[REQUEST]:
Count the lines in the records below that contain the string "elements", and state only that number.

(Collected data entries)
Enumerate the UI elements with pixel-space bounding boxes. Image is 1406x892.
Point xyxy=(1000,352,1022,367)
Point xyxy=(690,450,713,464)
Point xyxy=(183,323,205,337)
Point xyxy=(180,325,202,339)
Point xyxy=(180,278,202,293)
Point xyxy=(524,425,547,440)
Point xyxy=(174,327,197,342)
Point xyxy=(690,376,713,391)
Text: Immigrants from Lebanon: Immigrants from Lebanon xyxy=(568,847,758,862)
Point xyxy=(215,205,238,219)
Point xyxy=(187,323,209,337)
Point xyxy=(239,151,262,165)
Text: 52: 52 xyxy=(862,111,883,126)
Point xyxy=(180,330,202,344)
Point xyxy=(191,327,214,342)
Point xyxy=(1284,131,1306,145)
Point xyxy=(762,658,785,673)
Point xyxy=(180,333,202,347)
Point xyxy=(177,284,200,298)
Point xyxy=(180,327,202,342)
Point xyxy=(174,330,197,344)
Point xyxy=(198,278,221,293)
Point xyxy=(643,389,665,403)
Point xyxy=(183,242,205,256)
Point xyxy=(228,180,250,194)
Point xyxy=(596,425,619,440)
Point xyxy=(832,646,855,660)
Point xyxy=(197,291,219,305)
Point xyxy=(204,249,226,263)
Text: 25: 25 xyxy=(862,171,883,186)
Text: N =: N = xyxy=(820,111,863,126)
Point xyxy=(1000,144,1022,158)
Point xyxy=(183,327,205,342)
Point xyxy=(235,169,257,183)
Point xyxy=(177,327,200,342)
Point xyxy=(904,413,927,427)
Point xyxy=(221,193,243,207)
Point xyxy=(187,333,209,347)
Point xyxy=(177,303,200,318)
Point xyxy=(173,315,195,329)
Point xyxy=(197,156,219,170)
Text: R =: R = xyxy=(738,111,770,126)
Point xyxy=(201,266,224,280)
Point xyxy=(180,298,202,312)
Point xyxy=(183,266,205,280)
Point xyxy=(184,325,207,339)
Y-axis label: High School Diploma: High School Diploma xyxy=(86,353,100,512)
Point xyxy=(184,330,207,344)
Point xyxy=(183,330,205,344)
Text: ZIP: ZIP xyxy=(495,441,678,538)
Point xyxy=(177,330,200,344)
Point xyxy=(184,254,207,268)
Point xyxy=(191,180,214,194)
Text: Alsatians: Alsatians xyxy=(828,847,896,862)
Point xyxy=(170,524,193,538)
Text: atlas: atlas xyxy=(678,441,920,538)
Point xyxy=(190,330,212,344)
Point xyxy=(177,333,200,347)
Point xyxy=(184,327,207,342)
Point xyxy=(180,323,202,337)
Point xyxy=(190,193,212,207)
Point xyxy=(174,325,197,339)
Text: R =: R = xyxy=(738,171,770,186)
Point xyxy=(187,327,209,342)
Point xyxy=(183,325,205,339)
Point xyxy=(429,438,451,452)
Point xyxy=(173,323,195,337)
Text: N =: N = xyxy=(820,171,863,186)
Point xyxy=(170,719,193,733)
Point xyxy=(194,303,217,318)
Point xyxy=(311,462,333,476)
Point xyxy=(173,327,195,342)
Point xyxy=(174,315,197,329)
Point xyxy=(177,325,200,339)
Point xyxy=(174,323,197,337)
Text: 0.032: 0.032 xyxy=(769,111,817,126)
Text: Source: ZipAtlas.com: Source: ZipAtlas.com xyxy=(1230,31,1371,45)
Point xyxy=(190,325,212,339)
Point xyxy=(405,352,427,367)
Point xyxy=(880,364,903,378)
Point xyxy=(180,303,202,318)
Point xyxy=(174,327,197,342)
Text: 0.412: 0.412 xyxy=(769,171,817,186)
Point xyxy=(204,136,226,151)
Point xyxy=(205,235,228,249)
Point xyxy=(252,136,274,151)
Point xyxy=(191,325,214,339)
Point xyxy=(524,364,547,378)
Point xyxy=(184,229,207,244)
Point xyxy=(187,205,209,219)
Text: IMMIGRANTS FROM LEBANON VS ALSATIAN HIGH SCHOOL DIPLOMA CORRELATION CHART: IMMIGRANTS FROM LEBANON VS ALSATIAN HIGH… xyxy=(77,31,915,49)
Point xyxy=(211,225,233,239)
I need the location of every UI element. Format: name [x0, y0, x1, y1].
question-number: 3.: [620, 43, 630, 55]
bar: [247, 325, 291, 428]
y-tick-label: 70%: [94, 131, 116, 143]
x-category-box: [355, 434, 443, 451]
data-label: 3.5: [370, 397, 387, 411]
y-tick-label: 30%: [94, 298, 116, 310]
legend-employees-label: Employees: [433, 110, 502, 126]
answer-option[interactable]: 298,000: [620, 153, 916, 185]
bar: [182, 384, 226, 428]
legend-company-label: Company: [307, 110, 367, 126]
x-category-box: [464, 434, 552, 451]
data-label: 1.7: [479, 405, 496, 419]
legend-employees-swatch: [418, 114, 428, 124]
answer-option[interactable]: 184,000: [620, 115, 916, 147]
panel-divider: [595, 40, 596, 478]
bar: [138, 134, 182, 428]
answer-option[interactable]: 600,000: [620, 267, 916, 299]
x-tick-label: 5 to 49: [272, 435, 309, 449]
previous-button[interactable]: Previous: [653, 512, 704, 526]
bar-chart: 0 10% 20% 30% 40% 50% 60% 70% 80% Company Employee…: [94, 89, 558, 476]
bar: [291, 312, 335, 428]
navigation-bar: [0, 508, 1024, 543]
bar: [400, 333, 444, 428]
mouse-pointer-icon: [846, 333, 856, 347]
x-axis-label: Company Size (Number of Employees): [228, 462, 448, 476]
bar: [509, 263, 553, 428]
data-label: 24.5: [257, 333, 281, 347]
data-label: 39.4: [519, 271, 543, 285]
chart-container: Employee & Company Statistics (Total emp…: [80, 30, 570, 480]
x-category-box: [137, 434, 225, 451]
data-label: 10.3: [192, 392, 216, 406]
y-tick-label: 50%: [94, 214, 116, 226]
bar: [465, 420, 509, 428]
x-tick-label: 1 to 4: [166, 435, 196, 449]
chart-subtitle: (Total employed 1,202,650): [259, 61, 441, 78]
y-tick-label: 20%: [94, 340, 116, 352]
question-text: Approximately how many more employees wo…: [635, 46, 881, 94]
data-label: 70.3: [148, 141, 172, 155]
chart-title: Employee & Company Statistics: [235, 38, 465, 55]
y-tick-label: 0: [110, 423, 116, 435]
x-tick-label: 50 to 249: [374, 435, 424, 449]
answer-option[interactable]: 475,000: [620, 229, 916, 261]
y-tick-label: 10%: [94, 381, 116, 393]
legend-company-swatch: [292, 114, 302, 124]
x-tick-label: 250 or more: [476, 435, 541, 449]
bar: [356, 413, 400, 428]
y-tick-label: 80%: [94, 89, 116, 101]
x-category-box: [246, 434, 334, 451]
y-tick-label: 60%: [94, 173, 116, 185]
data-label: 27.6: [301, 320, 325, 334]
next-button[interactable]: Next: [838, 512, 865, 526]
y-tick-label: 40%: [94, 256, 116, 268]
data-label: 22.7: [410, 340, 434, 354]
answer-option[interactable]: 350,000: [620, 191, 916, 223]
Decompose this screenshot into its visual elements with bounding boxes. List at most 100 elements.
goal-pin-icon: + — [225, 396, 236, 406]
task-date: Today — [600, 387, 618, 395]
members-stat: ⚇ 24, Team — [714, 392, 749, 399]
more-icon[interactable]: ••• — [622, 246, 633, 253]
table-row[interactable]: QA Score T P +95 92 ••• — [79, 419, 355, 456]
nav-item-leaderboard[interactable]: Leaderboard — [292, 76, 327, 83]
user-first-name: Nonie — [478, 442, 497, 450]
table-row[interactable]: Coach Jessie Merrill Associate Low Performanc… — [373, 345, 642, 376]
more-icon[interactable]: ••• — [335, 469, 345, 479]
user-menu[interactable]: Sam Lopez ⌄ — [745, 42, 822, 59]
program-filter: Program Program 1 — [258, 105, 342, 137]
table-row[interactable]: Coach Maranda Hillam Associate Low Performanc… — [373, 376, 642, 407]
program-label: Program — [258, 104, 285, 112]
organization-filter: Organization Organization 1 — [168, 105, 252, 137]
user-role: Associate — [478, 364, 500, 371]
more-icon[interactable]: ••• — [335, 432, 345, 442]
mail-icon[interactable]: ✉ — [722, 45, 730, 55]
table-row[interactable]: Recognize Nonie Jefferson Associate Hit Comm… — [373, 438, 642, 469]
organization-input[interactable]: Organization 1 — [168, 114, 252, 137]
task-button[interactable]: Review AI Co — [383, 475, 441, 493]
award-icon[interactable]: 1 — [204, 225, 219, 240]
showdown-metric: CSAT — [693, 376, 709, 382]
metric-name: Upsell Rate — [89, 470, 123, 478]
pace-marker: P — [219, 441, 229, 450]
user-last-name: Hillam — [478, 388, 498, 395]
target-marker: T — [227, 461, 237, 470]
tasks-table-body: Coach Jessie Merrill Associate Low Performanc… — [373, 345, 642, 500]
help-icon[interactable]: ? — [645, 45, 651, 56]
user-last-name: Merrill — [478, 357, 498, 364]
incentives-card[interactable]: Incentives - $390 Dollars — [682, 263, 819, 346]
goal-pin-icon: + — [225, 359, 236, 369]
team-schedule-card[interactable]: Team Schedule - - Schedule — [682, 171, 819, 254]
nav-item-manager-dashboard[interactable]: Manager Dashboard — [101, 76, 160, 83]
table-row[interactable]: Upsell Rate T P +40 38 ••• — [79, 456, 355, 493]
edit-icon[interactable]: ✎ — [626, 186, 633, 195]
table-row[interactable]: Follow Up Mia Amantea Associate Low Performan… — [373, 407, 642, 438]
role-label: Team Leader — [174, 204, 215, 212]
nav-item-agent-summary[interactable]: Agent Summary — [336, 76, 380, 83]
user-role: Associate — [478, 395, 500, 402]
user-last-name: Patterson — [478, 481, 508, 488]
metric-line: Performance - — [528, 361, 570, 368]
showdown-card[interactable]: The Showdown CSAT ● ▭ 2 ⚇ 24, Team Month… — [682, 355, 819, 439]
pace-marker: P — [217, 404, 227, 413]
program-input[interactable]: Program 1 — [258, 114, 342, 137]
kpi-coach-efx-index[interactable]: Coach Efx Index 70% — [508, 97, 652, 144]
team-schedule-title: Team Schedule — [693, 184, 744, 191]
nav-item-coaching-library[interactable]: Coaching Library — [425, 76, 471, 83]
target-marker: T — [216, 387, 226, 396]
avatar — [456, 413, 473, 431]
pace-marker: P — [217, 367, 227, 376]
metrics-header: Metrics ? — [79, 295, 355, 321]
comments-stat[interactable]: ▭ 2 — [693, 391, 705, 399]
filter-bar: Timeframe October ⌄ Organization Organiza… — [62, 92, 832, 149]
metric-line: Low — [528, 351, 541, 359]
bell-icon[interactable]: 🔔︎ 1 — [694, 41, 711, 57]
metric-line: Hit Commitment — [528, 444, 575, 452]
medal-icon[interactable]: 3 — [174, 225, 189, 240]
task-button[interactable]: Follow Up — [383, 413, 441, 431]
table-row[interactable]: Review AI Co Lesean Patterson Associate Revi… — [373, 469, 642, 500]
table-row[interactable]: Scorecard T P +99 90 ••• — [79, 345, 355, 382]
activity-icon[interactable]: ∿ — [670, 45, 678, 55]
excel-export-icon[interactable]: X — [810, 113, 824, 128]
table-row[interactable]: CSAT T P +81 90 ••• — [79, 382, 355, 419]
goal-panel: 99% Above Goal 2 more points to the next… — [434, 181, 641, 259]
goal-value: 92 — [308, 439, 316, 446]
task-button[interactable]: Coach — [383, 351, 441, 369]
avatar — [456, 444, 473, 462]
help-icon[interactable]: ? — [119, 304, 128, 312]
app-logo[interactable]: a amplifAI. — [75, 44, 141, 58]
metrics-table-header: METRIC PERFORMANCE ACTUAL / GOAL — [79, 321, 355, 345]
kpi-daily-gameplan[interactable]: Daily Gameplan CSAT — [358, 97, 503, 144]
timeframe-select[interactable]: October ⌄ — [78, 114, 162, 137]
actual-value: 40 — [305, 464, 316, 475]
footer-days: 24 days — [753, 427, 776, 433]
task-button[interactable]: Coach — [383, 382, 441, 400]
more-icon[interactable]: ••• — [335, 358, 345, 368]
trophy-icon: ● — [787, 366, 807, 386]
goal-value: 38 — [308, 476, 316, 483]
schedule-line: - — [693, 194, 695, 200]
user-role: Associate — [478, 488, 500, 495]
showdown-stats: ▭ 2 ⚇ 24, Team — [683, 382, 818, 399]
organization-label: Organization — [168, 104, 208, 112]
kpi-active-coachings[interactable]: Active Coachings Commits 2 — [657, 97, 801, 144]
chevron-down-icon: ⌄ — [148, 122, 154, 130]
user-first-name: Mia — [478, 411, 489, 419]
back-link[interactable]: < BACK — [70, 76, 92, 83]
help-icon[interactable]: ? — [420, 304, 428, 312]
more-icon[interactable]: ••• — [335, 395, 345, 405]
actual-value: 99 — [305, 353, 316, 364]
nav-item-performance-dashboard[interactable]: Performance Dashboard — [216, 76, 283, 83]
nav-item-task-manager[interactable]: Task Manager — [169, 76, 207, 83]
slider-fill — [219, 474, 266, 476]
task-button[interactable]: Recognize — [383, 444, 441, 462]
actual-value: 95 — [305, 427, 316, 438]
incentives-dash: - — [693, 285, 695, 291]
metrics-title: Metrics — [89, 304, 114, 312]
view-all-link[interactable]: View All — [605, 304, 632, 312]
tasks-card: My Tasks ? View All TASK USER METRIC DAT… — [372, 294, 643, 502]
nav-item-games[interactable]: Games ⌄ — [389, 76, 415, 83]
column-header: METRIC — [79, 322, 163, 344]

[COMPLETE ANSWER]:
2